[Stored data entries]
....
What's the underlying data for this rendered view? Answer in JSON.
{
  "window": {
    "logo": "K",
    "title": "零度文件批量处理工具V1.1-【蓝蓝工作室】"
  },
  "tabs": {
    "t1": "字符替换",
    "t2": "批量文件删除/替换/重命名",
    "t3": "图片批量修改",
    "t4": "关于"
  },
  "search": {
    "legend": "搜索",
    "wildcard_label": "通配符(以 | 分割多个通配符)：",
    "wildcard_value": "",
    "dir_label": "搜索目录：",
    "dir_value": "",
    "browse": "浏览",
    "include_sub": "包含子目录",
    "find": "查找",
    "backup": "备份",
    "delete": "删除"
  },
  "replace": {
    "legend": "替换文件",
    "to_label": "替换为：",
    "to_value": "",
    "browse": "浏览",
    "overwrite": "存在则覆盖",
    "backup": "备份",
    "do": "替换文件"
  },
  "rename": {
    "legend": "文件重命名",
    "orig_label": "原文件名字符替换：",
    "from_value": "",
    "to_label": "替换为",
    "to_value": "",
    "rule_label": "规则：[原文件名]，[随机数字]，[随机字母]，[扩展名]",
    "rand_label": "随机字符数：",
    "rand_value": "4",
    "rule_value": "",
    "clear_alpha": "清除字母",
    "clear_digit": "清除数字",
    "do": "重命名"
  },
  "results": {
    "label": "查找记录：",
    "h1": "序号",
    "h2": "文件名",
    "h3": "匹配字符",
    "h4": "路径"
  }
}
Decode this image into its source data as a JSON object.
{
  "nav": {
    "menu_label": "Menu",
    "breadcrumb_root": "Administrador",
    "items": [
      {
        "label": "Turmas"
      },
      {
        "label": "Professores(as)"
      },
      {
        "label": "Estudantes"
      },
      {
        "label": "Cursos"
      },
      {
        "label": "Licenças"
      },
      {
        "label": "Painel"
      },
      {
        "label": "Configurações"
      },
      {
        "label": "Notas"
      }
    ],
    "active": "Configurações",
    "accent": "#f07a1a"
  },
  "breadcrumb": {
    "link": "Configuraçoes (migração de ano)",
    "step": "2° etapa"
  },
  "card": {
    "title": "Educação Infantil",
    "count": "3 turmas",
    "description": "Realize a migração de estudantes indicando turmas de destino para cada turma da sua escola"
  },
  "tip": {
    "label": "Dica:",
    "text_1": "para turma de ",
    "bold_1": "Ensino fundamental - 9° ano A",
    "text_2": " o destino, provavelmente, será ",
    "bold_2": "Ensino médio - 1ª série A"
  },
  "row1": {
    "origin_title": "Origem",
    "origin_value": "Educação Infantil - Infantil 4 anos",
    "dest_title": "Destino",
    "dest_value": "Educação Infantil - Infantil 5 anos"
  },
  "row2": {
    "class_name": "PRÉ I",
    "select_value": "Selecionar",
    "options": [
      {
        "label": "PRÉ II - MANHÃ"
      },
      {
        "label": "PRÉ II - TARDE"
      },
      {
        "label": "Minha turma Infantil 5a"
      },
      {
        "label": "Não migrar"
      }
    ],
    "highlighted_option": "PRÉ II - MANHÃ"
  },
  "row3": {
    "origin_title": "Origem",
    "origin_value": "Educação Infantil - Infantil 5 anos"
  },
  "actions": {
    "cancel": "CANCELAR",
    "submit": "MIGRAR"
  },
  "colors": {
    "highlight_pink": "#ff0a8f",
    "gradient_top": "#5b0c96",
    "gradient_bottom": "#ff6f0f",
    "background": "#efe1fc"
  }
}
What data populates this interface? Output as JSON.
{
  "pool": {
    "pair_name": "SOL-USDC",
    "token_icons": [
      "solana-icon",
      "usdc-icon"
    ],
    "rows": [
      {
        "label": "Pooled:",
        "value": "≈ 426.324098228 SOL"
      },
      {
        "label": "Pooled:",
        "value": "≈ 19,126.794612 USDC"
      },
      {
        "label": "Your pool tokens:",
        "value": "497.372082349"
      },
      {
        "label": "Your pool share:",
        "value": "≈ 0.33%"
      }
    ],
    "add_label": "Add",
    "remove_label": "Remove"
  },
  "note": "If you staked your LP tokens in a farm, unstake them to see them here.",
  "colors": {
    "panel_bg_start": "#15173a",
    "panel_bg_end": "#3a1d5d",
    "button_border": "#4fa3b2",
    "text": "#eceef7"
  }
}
....
### Goal of the exercise
Extract every line containing the string "migração" from the material.

### Exercise response
    "link": "Configuraçoes (migração de ano)",
    "description": "Realize a migração de estudantes indicando turmas de destino para cada turma da sua escola"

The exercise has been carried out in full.